Collected data
#####
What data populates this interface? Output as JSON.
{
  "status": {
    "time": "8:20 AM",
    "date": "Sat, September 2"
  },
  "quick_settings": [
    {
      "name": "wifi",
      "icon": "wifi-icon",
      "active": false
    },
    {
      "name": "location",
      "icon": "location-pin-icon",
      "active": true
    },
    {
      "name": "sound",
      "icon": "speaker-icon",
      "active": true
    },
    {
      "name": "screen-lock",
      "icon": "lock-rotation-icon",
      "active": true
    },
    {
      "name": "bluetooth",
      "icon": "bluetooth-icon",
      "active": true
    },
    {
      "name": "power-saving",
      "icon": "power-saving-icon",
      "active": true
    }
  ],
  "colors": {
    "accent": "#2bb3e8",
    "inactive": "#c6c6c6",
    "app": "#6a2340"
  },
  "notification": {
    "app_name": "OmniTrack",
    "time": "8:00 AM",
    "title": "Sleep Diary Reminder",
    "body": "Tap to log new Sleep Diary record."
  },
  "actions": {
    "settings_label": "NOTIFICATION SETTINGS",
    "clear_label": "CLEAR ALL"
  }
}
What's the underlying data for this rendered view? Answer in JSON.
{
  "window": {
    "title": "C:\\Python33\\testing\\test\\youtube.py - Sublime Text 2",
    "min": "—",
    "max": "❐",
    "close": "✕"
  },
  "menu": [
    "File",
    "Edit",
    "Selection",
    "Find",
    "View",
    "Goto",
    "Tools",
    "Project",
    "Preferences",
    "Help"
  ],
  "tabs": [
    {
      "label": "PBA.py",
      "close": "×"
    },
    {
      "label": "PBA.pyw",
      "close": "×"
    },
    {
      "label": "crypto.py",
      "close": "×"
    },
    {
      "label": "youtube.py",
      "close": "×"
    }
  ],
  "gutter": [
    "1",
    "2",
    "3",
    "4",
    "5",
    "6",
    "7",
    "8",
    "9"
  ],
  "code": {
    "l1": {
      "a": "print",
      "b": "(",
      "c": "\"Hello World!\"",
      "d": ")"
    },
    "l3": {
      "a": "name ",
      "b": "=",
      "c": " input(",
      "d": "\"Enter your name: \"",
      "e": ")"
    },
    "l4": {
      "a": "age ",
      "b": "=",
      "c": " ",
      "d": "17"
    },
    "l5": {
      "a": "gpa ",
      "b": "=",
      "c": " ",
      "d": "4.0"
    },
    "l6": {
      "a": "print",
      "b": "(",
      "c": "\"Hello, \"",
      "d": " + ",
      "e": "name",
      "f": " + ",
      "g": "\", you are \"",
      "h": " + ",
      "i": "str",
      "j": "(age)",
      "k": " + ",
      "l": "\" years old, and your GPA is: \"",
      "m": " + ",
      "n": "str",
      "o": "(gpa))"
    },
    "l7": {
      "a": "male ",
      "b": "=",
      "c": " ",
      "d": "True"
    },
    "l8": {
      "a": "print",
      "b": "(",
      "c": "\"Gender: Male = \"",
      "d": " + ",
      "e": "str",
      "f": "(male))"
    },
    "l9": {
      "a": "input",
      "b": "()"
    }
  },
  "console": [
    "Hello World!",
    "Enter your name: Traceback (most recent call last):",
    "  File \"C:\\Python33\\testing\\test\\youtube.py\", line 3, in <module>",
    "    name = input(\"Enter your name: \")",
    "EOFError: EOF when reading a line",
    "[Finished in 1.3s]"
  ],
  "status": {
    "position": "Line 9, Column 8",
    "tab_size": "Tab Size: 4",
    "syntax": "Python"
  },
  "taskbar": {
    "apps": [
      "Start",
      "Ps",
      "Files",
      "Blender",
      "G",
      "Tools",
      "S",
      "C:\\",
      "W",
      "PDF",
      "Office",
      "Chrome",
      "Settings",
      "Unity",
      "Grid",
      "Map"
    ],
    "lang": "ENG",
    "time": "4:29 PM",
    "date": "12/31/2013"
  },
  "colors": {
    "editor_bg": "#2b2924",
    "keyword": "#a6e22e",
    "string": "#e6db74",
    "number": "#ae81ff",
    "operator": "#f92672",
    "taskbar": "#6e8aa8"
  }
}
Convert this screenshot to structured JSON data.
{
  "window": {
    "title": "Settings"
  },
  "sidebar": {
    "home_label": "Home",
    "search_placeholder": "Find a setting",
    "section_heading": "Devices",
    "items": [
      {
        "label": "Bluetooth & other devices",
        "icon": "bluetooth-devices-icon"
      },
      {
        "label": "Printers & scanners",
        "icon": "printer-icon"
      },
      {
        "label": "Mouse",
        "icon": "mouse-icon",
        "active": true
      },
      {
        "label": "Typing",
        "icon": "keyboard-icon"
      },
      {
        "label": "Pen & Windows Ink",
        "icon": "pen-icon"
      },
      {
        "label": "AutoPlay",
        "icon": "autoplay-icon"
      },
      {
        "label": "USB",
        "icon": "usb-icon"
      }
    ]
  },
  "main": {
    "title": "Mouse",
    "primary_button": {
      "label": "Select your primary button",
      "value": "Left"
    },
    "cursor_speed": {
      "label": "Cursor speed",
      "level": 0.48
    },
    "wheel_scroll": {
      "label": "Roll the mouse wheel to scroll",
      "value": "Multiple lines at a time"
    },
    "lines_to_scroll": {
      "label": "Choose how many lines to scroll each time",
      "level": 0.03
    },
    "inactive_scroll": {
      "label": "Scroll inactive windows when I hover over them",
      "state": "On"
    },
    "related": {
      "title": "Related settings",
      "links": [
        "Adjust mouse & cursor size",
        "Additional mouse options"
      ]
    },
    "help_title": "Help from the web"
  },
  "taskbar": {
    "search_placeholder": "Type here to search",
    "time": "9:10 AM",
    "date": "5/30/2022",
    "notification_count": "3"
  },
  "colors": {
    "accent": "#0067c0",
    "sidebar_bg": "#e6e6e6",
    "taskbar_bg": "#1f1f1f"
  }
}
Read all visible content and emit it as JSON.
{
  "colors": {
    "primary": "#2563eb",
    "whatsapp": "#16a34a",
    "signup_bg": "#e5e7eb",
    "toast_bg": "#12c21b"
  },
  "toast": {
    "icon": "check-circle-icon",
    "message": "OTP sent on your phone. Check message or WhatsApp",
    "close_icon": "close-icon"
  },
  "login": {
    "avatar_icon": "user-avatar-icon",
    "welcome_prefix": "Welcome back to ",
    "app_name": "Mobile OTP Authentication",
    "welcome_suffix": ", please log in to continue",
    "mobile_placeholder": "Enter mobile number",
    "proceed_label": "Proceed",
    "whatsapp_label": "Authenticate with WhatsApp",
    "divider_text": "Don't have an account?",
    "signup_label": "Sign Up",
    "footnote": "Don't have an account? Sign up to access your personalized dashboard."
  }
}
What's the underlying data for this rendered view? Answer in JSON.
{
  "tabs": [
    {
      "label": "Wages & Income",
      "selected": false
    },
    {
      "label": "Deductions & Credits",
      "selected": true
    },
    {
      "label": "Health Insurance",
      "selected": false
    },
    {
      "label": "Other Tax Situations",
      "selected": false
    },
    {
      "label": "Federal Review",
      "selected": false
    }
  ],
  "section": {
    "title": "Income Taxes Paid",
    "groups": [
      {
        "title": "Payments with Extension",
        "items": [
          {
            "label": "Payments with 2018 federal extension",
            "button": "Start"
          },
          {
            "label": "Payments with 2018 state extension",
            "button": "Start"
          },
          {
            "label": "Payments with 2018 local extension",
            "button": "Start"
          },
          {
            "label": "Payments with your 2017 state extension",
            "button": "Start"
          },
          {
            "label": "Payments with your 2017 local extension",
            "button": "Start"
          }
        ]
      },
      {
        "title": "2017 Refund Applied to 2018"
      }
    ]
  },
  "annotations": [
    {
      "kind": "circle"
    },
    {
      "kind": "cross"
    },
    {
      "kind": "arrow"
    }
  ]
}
#####
## Objective
Show the data once more, exactly as it was written.

## Answer below
What data populates this interface? Output as JSON.
{
  "status": {
    "time": "8:20 AM",
    "date": "Sat, September 2"
  },
  "quick_settings": [
    {
      "name": "wifi",
      "icon": "wifi-icon",
      "active": false
    },
    {
      "name": "location",
      "icon": "location-pin-icon",
      "active": true
    },
    {
      "name": "sound",
      "icon": "speaker-icon",
      "active": true
    },
    {
      "name": "screen-lock",
      "icon": "lock-rotation-icon",
      "active": true
    },
    {
      "name": "bluetooth",
      "icon": "bluetooth-icon",
      "active": true
    },
    {
      "name": "power-saving",
      "icon": "power-saving-icon",
      "active": true
    }
  ],
  "colors": {
    "accent": "#2bb3e8",
    "inactive": "#c6c6c6",
    "app": "#6a2340"
  },
  "notification": {
    "app_name": "OmniTrack",
    "time": "8:00 AM",
    "title": "Sleep Diary Reminder",
    "body": "Tap to log new Sleep Diary record."
  },
  "actions": {
    "settings_label": "NOTIFICATION SETTINGS",
    "clear_label": "CLEAR ALL"
  }
}
What's the underlying data for this rendered view? Answer in JSON.
{
  "window": {
    "title": "C:\\Python33\\testing\\test\\youtube.py - Sublime Text 2",
    "min": "—",
    "max": "❐",
    "close": "✕"
  },
  "menu": [
    "File",
    "Edit",
    "Selection",
    "Find",
    "View",
    "Goto",
    "Tools",
    "Project",
    "Preferences",
    "Help"
  ],
  "tabs": [
    {
      "label": "PBA.py",
      "close": "×"
    },
    {
      "label": "PBA.pyw",
      "close": "×"
    },
    {
      "label": "crypto.py",
      "close": "×"
    },
    {
      "label": "youtube.py",
      "close": "×"
    }
  ],
  "gutter": [
    "1",
    "2",
    "3",
    "4",
    "5",
    "6",
    "7",
    "8",
    "9"
  ],
  "code": {
    "l1": {
      "a": "print",
      "b": "(",
      "c": "\"Hello World!\"",
      "d": ")"
    },
    "l3": {
      "a": "name ",
      "b": "=",
      "c": " input(",
      "d": "\"Enter your name: \"",
      "e": ")"
    },
    "l4": {
      "a": "age ",
      "b": "=",
      "c": " ",
      "d": "17"
    },
    "l5": {
      "a": "gpa ",
      "b": "=",
      "c": " ",
      "d": "4.0"
    },
    "l6": {
      "a": "print",
      "b": "(",
      "c": "\"Hello, \"",
      "d": " + ",
      "e": "name",
      "f": " + ",
      "g": "\", you are \"",
      "h": " + ",
      "i": "str",
      "j": "(age)",
      "k": " + ",
      "l": "\" years old, and your GPA is: \"",
      "m": " + ",
      "n": "str",
      "o": "(gpa))"
    },
    "l7": {
      "a": "male ",
      "b": "=",
      "c": " ",
      "d": "True"
    },
    "l8": {
      "a": "print",
      "b": "(",
      "c": "\"Gender: Male = \"",
      "d": " + ",
      "e": "str",
      "f": "(male))"
    },
    "l9": {
      "a": "input",
      "b": "()"
    }
  },
  "console": [
    "Hello World!",
    "Enter your name: Traceback (most recent call last):",
    "  File \"C:\\Python33\\testing\\test\\youtube.py\", line 3, in <module>",
    "    name = input(\"Enter your name: \")",
    "EOFError: EOF when reading a line",
    "[Finished in 1.3s]"
  ],
  "status": {
    "position": "Line 9, Column 8",
    "tab_size": "Tab Size: 4",
    "syntax": "Python"
  },
  "taskbar": {
    "apps": [
      "Start",
      "Ps",
      "Files",
      "Blender",
      "G",
      "Tools",
      "S",
      "C:\\",
      "W",
      "PDF",
      "Office",
      "Chrome",
      "Settings",
      "Unity",
      "Grid",
      "Map"
    ],
    "lang": "ENG",
    "time": "4:29 PM",
    "date": "12/31/2013"
  },
  "colors": {
    "editor_bg": "#2b2924",
    "keyword": "#a6e22e",
    "string": "#e6db74",
    "number": "#ae81ff",
    "operator": "#f92672",
    "taskbar": "#6e8aa8"
  }
}
Convert this screenshot to structured JSON data.
{
  "window": {
    "title": "Settings"
  },
  "sidebar": {
    "home_label": "Home",
    "search_placeholder": "Find a setting",
    "section_heading": "Devices",
    "items": [
      {
        "label": "Bluetooth & other devices",
        "icon": "bluetooth-devices-icon"
      },
      {
        "label": "Printers & scanners",
        "icon": "printer-icon"
      },
      {
        "label": "Mouse",
        "icon": "mouse-icon",
        "active": true
      },
      {
        "label": "Typing",
        "icon": "keyboard-icon"
      },
      {
        "label": "Pen & Windows Ink",
        "icon": "pen-icon"
      },
      {
        "label": "AutoPlay",
        "icon": "autoplay-icon"
      },
      {
        "label": "USB",
        "icon": "usb-icon"
      }
    ]
  },
  "main": {
    "title": "Mouse",
    "primary_button": {
      "label": "Select your primary button",
      "value": "Left"
    },
    "cursor_speed": {
      "label": "Cursor speed",
      "level": 0.48
    },
    "wheel_scroll": {
      "label": "Roll the mouse wheel to scroll",
      "value": "Multiple lines at a time"
    },
    "lines_to_scroll": {
      "label": "Choose how many lines to scroll each time",
      "level": 0.03
    },
    "inactive_scroll": {
      "label": "Scroll inactive windows when I hover over them",
      "state": "On"
    },
    "related": {
      "title": "Related settings",
      "links": [
        "Adjust mouse & cursor size",
        "Additional mouse options"
      ]
    },
    "help_title": "Help from the web"
  },
  "taskbar": {
    "search_placeholder": "Type here to search",
    "time": "9:10 AM",
    "date": "5/30/2022",
    "notification_count": "3"
  },
  "colors": {
    "accent": "#0067c0",
    "sidebar_bg": "#e6e6e6",
    "taskbar_bg": "#1f1f1f"
  }
}
Read all visible content and emit it as JSON.
{
  "colors": {
    "primary": "#2563eb",
    "whatsapp": "#16a34a",
    "signup_bg": "#e5e7eb",
    "toast_bg": "#12c21b"
  },
  "toast": {
    "icon": "check-circle-icon",
    "message": "OTP sent on your phone. Check message or WhatsApp",
    "close_icon": "close-icon"
  },
  "login": {
    "avatar_icon": "user-avatar-icon",
    "welcome_prefix": "Welcome back to ",
    "app_name": "Mobile OTP Authentication",
    "welcome_suffix": ", please log in to continue",
    "mobile_placeholder": "Enter mobile number",
    "proceed_label": "Proceed",
    "whatsapp_label": "Authenticate with WhatsApp",
    "divider_text": "Don't have an account?",
    "signup_label": "Sign Up",
    "footnote": "Don't have an account? Sign up to access your personalized dashboard."
  }
}
What's the underlying data for this rendered view? Answer in JSON.
{
  "tabs": [
    {
      "label": "Wages & Income",
      "selected": false
    },
    {
      "label": "Deductions & Credits",
      "selected": true
    },
    {
      "label": "Health Insurance",
      "selected": false
    },
    {
      "label": "Other Tax Situations",
      "selected": false
    },
    {
      "label": "Federal Review",
      "selected": false
    }
  ],
  "section": {
    "title": "Income Taxes Paid",
    "groups": [
      {
        "title": "Payments with Extension",
        "items": [
          {
            "label": "Payments with 2018 federal extension",
            "button": "Start"
          },
          {
            "label": "Payments with 2018 state extension",
            "button": "Start"
          },
          {
            "label": "Payments with 2018 local extension",
            "button": "Start"
          },
          {
            "label": "Payments with your 2017 state extension",
            "button": "Start"
          },
          {
            "label": "Payments with your 2017 local extension",
            "button": "Start"
          }
        ]
      },
      {
        "title": "2017 Refund Applied to 2018"
      }
    ]
  },
  "annotations": [
    {
      "kind": "circle"
    },
    {
      "kind": "cross"
    },
    {
      "kind": "arrow"
    }
  ]
}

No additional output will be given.